(Dataset entries)
|---|

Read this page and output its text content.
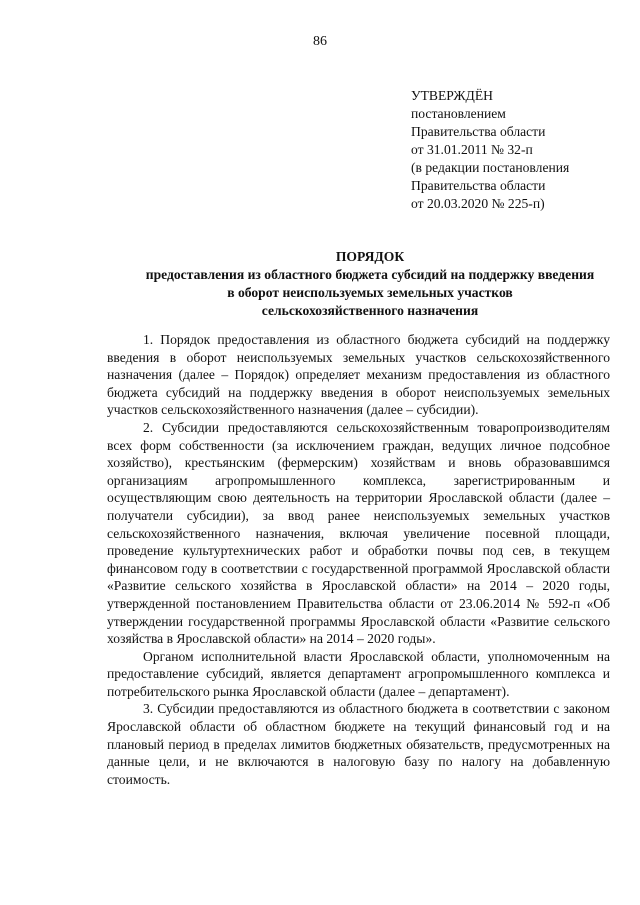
86
УТВЕРЖДЁН
постановлением
Правительства области
от 31.01.2011 № 32-п
(в редакции постановления
Правительства области
от 20.03.2020 № 225-п)
ПОРЯДОК
предоставления из областного бюджета субсидий на поддержку введения
в оборот неиспользуемых земельных участков
сельскохозяйственного назначения

1. Порядок предоставления из областного бюджета субсидий на поддержку введения в оборот неиспользуемых земельных участков сельскохозяйственного назначения (далее – Порядок) определяет механизм предоставления из областного бюджета субсидий на поддержку введения в оборот неиспользуемых земельных участков сельскохозяйственного назначения (далее – субсидии).

2. Субсидии предоставляются сельскохозяйственным товаропроизводителям всех форм собственности (за исключением граждан, ведущих личное подсобное хозяйство), крестьянским (фермерским) хозяйствам и вновь образовавшимся организациям агропромышленного комплекса, зарегистрированным и осуществляющим свою деятельность на территории Ярославской области (далее – получатели субсидии), за ввод ранее неиспользуемых земельных участков сельскохозяйственного назначения, включая увеличение посевной площади, проведение культуртехнических работ и обработки почвы под сев, в текущем финансовом году в соответствии с государственной программой Ярославской области «Развитие сельского хозяйства в Ярославской области» на 2014 – 2020 годы, утвержденной постановлением Правительства области от 23.06.2014 № 592-п «Об утверждении государственной программы Ярославской области «Развитие сельского хозяйства в Ярославской области» на 2014 – 2020 годы».

Органом исполнительной власти Ярославской области, уполномоченным на предоставление субсидий, является департамент агропромышленного комплекса и потребительского рынка Ярославской области (далее – департамент).

3. Субсидии предоставляются из областного бюджета в соответствии с законом Ярославской области об областном бюджете на текущий финансовый год и на плановый период в пределах лимитов бюджетных обязательств, предусмотренных на данные цели, и не включаются в налоговую базу по налогу на добавленную стоимость.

|---|

§ Your goal
Leave out all pictures, then copy the remaining material exactly.

§ Task solution
Read this page and output its text content.
86
УТВЕРЖДЁН
постановлением
Правительства области
от 31.01.2011 № 32-п
(в редакции постановления
Правительства области
от 20.03.2020 № 225-п)
ПОРЯДОК
предоставления из областного бюджета субсидий на поддержку введения
в оборот неиспользуемых земельных участков
сельскохозяйственного назначения

1. Порядок предоставления из областного бюджета субсидий на поддержку введения в оборот неиспользуемых земельных участков сельскохозяйственного назначения (далее – Порядок) определяет механизм предоставления из областного бюджета субсидий на поддержку введения в оборот неиспользуемых земельных участков сельскохозяйственного назначения (далее – субсидии).

2. Субсидии предоставляются сельскохозяйственным товаропроизводителям всех форм собственности (за исключением граждан, ведущих личное подсобное хозяйство), крестьянским (фермерским) хозяйствам и вновь образовавшимся организациям агропромышленного комплекса, зарегистрированным и осуществляющим свою деятельность на территории Ярославской области (далее – получатели субсидии), за ввод ранее неиспользуемых земельных участков сельскохозяйственного назначения, включая увеличение посевной площади, проведение культуртехнических работ и обработки почвы под сев, в текущем финансовом году в соответствии с государственной программой Ярославской области «Развитие сельского хозяйства в Ярославской области» на 2014 – 2020 годы, утвержденной постановлением Правительства области от 23.06.2014 № 592-п «Об утверждении государственной программы Ярославской области «Развитие сельского хозяйства в Ярославской области» на 2014 – 2020 годы».

Органом исполнительной власти Ярославской области, уполномоченным на предоставление субсидий, является департамент агропромышленного комплекса и потребительского рынка Ярославской области (далее – департамент).

3. Субсидии предоставляются из областного бюджета в соответствии с законом Ярославской области об областном бюджете на текущий финансовый год и на плановый период в пределах лимитов бюджетных обязательств, предусмотренных на данные цели, и не включаются в налоговую базу по налогу на добавленную стоимость.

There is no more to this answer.